Data records
· · ·
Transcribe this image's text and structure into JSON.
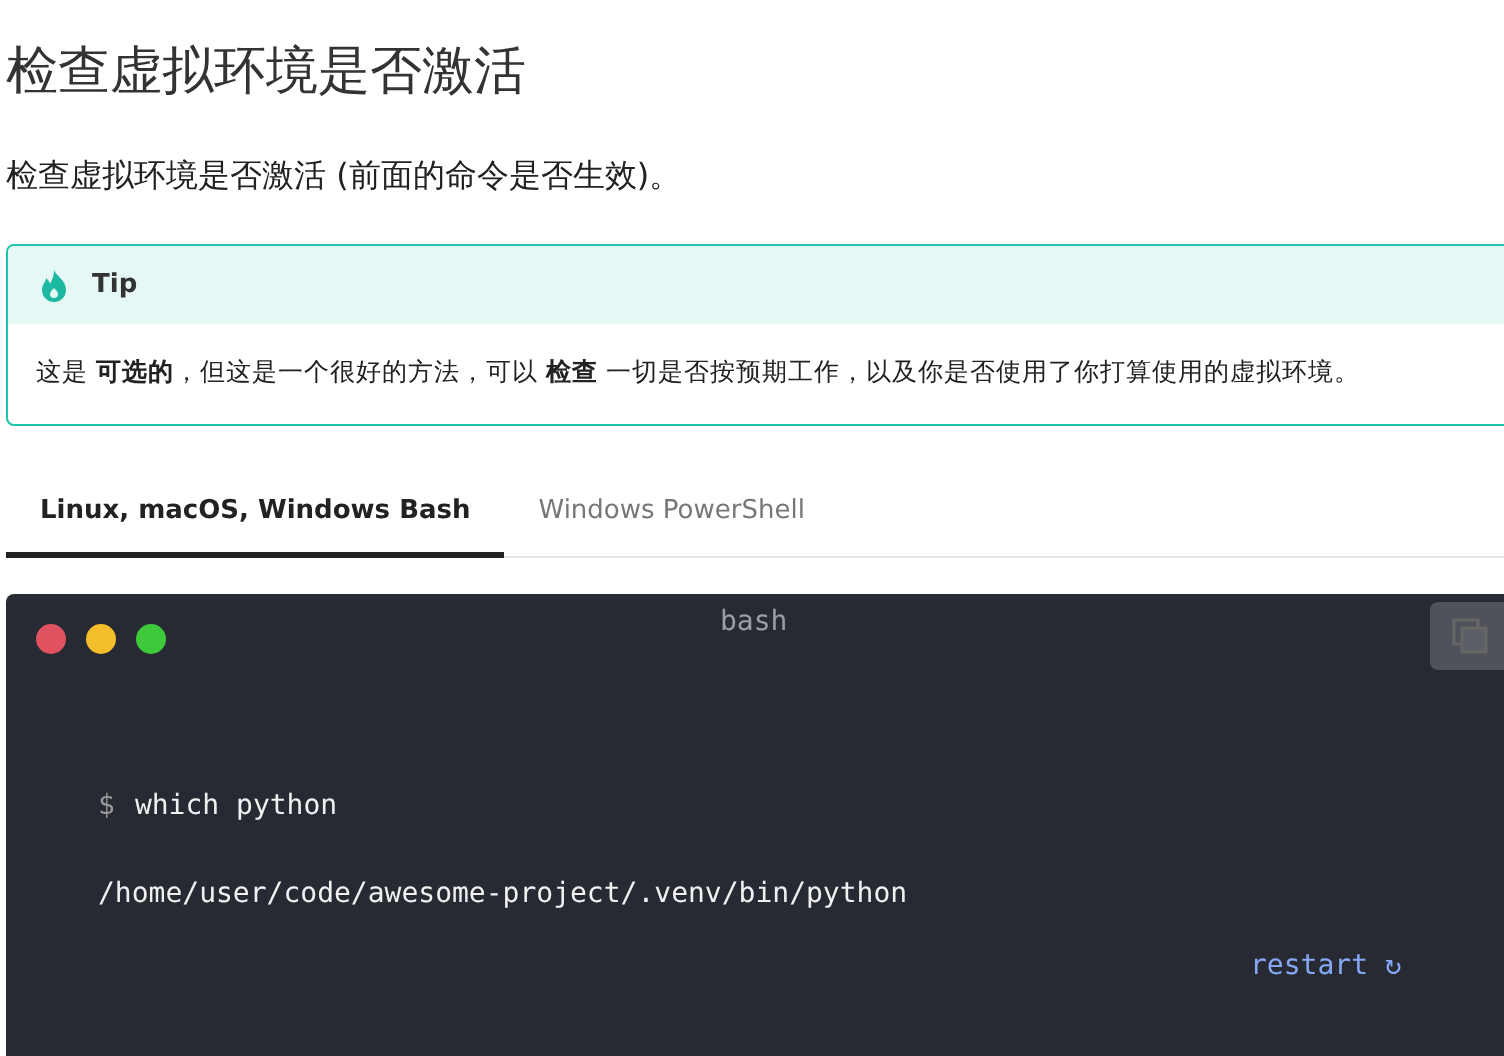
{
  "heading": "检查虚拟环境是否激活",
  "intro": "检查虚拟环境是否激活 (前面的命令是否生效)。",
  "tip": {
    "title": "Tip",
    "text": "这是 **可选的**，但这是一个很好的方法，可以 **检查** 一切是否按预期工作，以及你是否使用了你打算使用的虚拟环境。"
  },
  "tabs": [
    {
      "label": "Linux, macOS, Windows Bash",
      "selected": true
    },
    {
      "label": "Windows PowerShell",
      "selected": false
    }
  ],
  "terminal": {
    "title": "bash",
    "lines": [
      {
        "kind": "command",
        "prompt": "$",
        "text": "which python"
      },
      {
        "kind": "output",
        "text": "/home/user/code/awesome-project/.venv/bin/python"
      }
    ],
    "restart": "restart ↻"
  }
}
· · ·
What the task asks:
Check each line above for "text" and return the ones that have it.

Result:
Transcribe this image's text and structure into JSON.
    "text": "这是 **可选的**，但这是一个很好的方法，可以 **检查** 一切是否按预期工作，以及你是否使用了你打算使用的虚拟环境。"
        "text": "which python"
        "text": "/home/user/code/awesome-project/.venv/bin/python"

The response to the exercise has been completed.